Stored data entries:

— START —

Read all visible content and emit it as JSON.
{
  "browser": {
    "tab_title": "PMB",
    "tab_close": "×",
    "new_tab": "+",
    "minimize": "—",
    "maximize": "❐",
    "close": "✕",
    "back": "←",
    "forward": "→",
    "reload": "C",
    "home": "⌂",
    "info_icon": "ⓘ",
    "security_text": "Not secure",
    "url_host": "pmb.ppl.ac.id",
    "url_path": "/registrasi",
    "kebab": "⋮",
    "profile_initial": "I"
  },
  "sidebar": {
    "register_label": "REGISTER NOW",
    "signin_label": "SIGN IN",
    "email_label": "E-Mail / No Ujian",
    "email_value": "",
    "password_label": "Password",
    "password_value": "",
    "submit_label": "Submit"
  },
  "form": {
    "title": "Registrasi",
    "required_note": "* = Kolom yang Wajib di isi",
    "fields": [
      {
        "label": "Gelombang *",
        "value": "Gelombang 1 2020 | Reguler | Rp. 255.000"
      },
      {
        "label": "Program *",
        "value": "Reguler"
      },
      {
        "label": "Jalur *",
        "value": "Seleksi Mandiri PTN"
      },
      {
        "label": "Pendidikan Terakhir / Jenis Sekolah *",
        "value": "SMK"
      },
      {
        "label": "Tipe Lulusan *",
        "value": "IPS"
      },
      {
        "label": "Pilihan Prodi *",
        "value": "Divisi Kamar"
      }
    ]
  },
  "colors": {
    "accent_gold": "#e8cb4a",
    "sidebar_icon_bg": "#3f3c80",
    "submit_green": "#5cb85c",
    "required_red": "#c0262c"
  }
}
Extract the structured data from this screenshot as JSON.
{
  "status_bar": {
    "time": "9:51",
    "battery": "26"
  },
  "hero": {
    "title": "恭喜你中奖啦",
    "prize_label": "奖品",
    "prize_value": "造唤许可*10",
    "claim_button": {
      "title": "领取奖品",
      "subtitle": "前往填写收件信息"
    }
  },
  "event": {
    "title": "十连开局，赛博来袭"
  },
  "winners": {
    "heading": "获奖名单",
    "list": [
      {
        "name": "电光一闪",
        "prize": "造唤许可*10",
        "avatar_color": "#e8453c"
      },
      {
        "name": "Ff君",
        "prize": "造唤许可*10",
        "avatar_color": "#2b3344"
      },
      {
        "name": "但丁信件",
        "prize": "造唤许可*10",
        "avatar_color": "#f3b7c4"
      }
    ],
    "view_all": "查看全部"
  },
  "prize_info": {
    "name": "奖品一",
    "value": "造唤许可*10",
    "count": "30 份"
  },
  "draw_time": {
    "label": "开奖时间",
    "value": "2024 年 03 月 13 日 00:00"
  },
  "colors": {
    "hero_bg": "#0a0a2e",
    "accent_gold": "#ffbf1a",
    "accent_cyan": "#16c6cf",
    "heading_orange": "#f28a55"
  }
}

— END —

Requirements
Find how many of the lines above have the word "Reguler" in them. State only that number.

Task output
2